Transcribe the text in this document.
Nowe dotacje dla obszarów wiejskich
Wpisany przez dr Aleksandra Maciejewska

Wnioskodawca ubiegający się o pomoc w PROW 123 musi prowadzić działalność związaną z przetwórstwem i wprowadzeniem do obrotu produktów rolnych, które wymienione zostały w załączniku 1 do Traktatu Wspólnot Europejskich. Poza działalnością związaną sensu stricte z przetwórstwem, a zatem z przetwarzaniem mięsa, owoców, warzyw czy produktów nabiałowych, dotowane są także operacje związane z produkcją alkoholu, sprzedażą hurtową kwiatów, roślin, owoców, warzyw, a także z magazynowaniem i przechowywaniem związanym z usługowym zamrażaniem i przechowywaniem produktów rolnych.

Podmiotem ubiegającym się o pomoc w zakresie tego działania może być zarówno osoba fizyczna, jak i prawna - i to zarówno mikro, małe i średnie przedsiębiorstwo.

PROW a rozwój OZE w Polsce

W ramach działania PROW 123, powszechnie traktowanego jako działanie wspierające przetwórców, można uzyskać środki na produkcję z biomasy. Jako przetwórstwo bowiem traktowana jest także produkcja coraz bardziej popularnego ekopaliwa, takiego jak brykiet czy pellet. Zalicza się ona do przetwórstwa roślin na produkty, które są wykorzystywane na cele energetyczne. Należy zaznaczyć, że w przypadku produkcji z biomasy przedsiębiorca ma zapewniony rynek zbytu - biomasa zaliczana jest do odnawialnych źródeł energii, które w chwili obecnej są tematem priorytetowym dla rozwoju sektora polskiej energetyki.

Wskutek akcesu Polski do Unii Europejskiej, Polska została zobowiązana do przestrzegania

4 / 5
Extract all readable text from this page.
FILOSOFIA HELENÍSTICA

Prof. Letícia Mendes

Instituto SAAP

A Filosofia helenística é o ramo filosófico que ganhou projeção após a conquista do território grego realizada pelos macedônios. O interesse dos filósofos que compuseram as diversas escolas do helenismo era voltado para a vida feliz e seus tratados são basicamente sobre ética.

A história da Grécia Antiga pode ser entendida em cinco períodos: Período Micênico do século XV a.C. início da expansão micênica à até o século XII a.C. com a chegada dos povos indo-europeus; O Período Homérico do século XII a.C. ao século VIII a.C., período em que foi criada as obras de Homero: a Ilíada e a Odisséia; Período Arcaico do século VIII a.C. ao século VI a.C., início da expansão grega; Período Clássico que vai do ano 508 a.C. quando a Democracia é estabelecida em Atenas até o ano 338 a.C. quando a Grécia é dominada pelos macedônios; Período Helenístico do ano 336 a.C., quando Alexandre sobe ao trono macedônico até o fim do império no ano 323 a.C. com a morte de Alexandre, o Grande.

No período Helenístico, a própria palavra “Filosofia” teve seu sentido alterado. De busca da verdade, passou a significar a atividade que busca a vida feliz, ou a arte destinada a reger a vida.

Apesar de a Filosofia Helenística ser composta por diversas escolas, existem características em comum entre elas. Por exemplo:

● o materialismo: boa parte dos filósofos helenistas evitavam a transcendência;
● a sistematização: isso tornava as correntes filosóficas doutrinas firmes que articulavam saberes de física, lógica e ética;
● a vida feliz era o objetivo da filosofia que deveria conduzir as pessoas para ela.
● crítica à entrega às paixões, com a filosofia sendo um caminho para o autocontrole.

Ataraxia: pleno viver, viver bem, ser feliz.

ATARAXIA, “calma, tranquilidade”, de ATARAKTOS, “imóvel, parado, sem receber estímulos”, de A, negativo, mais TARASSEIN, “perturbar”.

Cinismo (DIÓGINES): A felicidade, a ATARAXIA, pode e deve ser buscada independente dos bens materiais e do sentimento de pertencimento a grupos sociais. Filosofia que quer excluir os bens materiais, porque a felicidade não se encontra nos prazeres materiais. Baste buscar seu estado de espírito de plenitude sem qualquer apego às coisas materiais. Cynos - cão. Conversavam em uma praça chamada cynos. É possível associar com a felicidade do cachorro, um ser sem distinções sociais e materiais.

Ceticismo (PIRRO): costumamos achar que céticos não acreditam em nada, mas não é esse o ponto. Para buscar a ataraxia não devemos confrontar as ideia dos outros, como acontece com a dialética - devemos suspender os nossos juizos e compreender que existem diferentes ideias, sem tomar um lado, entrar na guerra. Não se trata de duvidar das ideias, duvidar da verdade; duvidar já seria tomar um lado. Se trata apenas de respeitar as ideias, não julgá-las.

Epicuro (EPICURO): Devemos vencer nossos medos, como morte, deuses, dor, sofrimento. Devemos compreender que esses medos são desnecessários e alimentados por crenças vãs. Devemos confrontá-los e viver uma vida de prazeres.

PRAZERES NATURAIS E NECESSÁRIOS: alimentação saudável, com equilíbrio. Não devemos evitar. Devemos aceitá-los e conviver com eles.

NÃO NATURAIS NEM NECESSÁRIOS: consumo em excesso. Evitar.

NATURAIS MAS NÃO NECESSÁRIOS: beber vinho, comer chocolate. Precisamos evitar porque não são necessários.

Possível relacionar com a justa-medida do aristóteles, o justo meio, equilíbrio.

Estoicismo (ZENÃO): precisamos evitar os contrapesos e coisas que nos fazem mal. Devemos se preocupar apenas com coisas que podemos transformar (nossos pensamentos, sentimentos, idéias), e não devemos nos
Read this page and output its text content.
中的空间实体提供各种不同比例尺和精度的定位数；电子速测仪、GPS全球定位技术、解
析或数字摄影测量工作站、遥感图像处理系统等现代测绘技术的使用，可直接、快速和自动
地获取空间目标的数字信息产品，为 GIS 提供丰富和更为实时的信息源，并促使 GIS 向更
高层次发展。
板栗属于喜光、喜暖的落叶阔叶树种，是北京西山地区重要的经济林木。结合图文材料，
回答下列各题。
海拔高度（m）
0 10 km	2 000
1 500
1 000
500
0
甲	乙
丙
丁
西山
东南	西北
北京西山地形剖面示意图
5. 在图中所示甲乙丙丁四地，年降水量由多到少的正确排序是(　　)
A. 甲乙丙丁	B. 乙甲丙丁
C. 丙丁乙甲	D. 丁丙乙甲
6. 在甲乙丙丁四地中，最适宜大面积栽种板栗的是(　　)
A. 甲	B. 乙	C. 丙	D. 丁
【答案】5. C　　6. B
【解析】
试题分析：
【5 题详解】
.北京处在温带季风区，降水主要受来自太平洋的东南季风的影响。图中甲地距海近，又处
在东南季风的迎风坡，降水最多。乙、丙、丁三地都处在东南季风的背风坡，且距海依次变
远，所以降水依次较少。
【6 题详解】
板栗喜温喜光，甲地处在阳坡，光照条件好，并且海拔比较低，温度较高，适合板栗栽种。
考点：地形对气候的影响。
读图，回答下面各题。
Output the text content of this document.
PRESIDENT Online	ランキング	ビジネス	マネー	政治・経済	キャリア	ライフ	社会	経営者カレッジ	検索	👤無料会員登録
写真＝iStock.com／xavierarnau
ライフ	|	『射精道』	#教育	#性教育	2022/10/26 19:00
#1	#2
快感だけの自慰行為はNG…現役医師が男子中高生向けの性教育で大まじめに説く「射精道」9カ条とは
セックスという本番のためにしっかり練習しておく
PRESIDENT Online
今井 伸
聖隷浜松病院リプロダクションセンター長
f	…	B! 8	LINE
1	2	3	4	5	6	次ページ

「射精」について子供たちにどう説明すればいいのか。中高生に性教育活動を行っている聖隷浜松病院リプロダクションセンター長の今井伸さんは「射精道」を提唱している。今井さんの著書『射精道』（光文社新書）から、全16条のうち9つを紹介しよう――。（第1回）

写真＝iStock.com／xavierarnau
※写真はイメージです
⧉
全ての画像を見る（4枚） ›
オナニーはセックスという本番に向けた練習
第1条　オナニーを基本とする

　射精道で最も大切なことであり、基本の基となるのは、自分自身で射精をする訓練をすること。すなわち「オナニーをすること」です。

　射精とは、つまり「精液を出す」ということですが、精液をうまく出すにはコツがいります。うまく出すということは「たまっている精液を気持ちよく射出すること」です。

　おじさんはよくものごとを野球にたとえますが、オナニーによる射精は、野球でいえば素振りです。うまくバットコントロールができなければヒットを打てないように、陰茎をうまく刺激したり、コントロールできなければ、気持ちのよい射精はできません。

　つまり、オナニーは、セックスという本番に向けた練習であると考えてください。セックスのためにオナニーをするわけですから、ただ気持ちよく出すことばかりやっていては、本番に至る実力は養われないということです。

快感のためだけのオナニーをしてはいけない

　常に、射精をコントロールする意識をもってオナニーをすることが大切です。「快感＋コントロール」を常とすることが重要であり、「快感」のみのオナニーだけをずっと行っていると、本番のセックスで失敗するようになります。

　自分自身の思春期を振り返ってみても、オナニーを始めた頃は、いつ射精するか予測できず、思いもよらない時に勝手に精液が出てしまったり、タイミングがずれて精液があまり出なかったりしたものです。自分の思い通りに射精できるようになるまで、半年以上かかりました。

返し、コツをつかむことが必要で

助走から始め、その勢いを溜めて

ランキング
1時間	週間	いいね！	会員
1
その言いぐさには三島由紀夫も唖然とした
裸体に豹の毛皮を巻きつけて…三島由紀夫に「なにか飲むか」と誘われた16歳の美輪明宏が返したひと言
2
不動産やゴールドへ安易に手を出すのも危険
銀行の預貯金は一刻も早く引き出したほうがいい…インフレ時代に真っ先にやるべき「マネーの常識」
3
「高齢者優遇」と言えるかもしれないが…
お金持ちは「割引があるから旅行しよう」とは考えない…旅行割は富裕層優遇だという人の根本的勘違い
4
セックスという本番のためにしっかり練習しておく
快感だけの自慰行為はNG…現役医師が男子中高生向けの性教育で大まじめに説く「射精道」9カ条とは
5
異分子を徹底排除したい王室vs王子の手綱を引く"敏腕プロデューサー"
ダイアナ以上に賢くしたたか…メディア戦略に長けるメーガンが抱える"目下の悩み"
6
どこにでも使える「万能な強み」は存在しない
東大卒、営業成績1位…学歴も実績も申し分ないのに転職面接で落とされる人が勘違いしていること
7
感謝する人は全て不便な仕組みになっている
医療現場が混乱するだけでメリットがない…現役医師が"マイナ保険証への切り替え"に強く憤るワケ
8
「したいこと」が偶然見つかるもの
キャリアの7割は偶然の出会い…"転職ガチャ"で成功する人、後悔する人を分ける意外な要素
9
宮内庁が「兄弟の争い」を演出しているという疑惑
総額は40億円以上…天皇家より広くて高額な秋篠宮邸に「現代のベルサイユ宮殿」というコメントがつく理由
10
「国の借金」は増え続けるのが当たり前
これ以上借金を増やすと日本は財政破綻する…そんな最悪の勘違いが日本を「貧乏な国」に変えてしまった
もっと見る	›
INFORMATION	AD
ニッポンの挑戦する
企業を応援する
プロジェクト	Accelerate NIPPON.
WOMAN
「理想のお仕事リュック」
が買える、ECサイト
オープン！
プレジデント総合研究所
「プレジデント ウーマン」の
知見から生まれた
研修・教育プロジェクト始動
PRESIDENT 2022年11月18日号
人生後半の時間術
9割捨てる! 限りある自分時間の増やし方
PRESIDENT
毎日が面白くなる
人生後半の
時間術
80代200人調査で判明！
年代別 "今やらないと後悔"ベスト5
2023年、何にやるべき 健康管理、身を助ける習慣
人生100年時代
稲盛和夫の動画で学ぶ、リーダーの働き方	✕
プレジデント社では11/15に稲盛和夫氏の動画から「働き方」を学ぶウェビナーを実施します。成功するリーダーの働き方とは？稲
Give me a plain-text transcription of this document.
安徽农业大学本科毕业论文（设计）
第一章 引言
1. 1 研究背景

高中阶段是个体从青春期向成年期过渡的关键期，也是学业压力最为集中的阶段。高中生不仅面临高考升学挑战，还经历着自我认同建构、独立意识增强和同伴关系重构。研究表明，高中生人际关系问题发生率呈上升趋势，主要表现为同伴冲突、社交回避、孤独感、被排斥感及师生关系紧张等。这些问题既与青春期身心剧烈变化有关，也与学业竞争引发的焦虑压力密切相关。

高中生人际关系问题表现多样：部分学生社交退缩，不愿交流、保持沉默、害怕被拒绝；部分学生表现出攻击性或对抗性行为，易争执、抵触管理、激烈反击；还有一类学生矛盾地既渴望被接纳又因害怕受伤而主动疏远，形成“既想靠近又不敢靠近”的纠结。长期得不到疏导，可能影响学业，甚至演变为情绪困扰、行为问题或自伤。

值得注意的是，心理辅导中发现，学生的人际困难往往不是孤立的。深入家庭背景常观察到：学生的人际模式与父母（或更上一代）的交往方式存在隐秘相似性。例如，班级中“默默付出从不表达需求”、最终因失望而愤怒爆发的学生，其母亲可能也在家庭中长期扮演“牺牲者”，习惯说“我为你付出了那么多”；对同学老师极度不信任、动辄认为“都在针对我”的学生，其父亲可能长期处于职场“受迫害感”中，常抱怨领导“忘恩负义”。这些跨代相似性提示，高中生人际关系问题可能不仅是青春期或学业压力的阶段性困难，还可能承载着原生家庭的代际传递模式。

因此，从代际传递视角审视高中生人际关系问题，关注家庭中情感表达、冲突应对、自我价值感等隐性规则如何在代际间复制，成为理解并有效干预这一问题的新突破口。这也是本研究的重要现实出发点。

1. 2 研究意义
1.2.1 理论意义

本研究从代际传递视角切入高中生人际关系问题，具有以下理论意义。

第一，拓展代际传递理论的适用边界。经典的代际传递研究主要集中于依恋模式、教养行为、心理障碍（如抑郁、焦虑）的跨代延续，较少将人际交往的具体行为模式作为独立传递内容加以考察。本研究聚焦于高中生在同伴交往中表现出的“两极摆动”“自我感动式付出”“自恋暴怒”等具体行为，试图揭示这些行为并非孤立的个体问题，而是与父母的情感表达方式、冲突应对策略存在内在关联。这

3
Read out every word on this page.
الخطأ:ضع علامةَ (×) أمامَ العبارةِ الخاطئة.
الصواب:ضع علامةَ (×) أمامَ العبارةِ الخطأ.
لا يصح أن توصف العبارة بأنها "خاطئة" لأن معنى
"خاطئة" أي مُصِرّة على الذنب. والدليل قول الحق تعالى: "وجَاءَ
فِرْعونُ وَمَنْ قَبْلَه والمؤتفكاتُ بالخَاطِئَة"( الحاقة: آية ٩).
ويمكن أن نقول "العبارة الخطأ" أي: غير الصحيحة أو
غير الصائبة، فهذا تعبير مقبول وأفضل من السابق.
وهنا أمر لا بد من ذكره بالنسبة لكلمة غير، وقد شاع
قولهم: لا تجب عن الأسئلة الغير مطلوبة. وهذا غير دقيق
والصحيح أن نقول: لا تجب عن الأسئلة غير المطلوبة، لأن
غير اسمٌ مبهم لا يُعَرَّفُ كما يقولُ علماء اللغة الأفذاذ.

= = = = = = =

Give only the count of lines in which the string "الأسئلة" appears.

**TASK SOLUTION:**
2